Excerpts from a figure dataset:
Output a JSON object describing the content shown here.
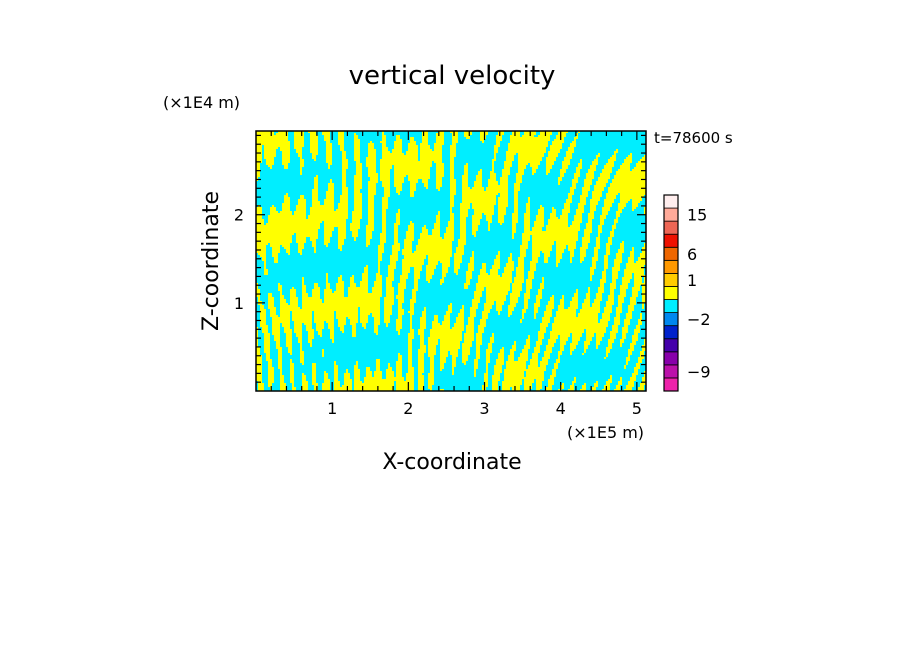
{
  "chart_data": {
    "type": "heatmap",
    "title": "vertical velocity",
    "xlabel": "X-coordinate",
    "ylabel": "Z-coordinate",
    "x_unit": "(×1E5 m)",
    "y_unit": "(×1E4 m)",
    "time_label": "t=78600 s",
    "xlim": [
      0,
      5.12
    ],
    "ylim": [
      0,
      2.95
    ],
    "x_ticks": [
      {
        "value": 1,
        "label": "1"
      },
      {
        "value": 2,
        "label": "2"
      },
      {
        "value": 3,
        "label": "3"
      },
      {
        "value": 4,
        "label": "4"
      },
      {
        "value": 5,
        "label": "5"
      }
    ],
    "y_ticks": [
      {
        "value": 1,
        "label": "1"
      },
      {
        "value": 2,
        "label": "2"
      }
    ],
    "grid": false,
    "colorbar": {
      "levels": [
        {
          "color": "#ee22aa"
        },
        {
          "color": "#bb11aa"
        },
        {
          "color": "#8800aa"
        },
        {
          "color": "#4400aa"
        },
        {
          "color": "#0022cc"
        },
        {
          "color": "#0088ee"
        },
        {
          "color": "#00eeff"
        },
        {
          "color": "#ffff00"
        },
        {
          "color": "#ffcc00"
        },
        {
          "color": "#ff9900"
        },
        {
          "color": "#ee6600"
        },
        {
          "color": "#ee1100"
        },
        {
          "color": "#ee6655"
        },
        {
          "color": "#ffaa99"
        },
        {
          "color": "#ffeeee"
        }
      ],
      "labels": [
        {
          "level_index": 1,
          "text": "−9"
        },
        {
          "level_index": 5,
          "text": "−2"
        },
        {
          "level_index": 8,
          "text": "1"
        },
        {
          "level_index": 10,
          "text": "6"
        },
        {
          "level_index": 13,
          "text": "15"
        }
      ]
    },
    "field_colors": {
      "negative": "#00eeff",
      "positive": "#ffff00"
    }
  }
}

...

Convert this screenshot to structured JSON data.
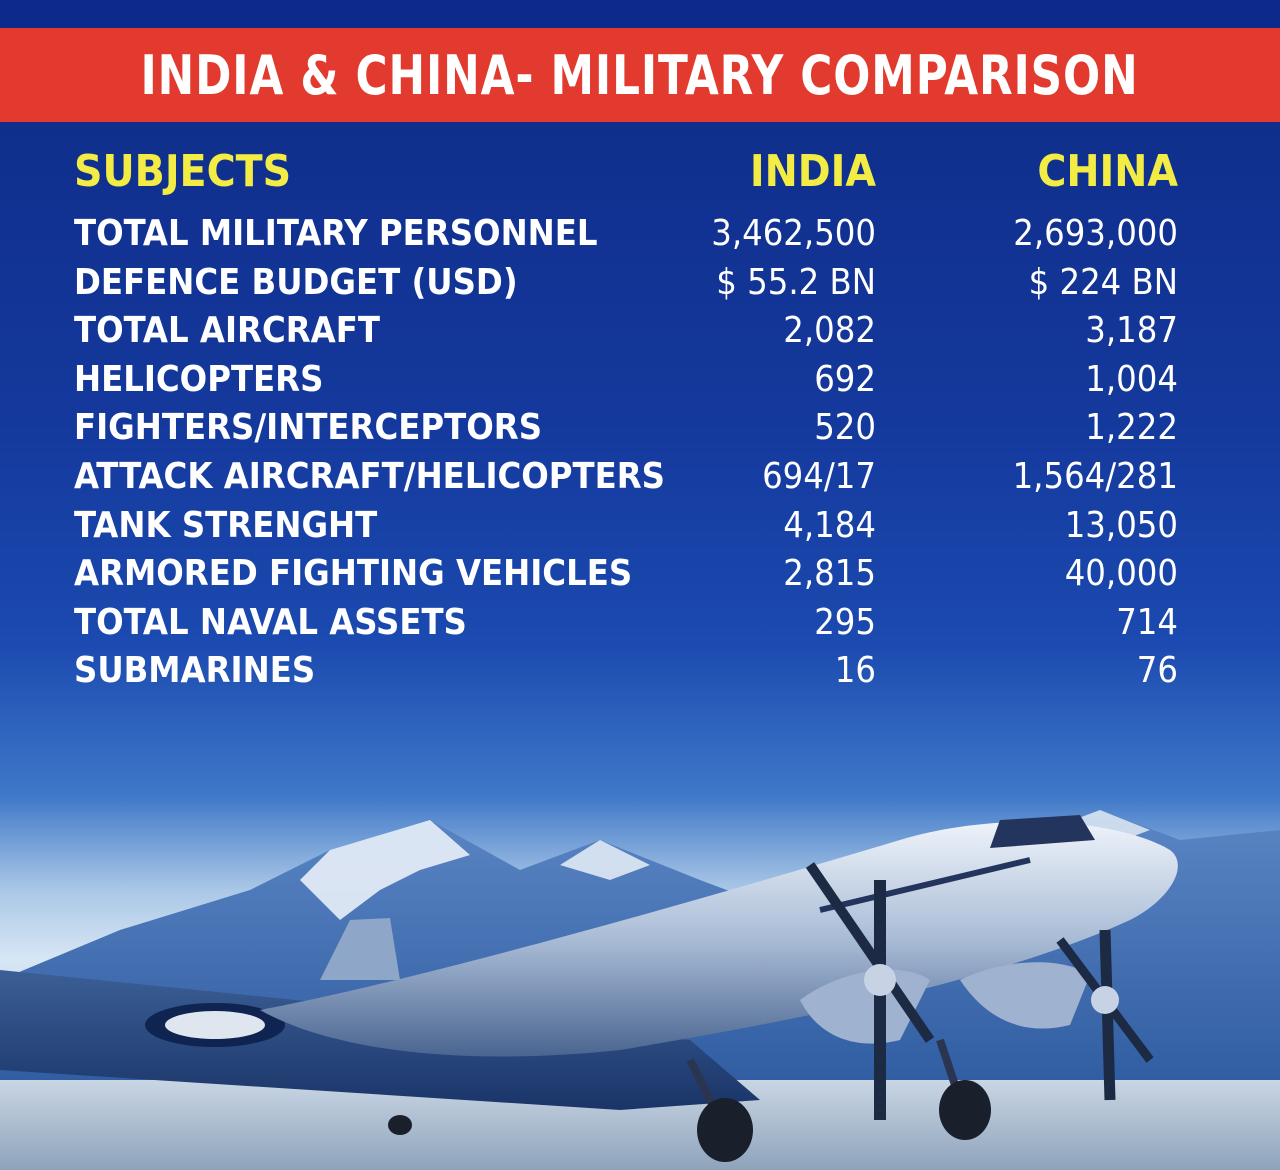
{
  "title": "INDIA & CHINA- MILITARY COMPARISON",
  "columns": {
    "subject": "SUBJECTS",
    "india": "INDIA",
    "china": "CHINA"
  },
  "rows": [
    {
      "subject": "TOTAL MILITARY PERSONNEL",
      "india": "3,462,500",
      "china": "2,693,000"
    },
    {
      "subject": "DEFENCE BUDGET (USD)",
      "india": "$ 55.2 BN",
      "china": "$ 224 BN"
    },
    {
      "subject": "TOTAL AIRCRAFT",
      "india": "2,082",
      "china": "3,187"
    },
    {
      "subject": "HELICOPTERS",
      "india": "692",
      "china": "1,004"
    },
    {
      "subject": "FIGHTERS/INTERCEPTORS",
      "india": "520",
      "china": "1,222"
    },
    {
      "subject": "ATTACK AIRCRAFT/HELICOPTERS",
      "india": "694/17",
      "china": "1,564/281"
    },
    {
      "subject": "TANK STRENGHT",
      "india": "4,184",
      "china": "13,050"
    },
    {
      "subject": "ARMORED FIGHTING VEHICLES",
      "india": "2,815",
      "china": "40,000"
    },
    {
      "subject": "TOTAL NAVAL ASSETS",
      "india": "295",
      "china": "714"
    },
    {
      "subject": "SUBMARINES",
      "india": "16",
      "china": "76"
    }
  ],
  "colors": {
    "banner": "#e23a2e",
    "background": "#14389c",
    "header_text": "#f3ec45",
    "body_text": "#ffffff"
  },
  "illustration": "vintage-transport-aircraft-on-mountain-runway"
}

==

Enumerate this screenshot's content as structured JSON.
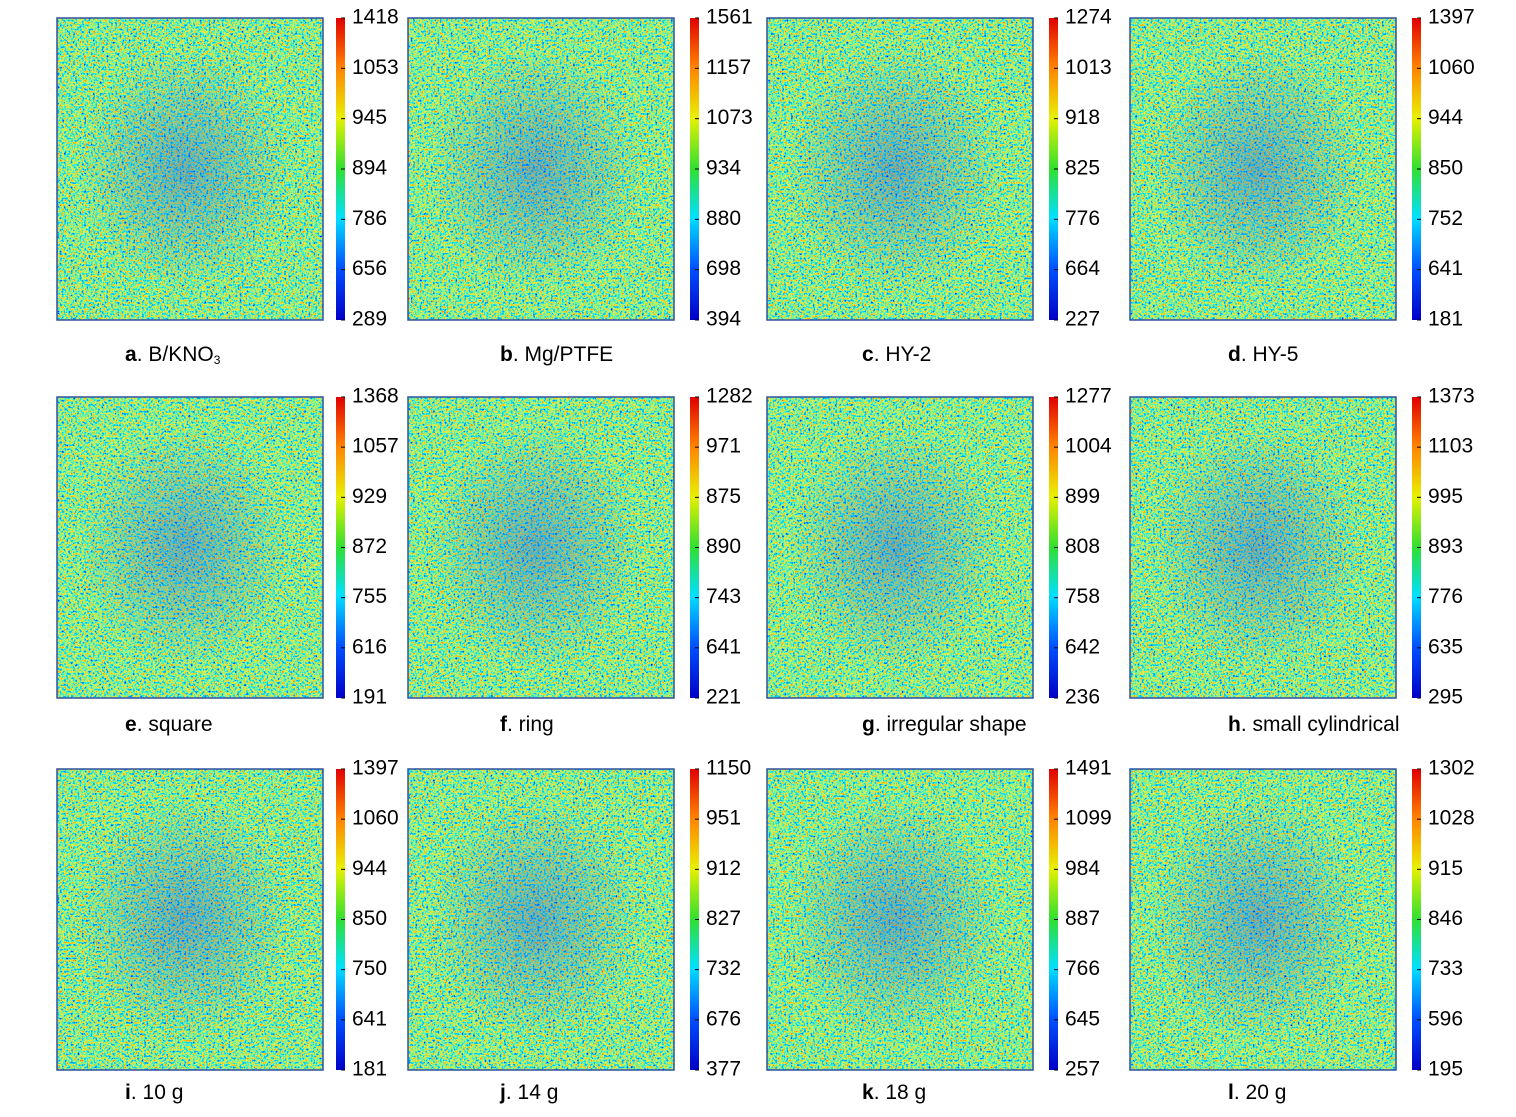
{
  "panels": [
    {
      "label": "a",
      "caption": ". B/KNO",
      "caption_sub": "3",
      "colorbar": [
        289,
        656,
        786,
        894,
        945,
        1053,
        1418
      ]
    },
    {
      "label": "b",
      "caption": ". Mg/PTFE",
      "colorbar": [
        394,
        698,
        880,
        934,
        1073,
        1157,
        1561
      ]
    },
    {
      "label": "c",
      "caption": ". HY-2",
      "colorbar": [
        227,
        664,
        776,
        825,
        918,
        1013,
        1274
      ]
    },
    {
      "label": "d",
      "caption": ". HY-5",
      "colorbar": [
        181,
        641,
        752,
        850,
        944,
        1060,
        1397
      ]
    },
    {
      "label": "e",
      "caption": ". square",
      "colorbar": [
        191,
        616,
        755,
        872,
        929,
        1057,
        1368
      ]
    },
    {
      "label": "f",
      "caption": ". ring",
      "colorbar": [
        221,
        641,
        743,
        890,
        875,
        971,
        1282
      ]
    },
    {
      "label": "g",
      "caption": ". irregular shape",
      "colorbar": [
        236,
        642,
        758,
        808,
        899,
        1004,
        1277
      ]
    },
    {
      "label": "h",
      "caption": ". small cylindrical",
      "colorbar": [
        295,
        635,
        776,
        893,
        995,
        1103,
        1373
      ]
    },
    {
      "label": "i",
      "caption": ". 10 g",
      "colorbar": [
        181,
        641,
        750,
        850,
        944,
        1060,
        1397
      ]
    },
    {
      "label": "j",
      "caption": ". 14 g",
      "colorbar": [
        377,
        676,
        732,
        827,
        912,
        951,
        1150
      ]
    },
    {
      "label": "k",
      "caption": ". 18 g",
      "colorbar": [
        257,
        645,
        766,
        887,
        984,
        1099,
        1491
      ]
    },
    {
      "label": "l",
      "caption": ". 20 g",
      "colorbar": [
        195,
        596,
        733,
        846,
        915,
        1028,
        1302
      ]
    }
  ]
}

Task directions: Tell how many lines in the material above include the word "this", giving the number only.

Problem solution: 2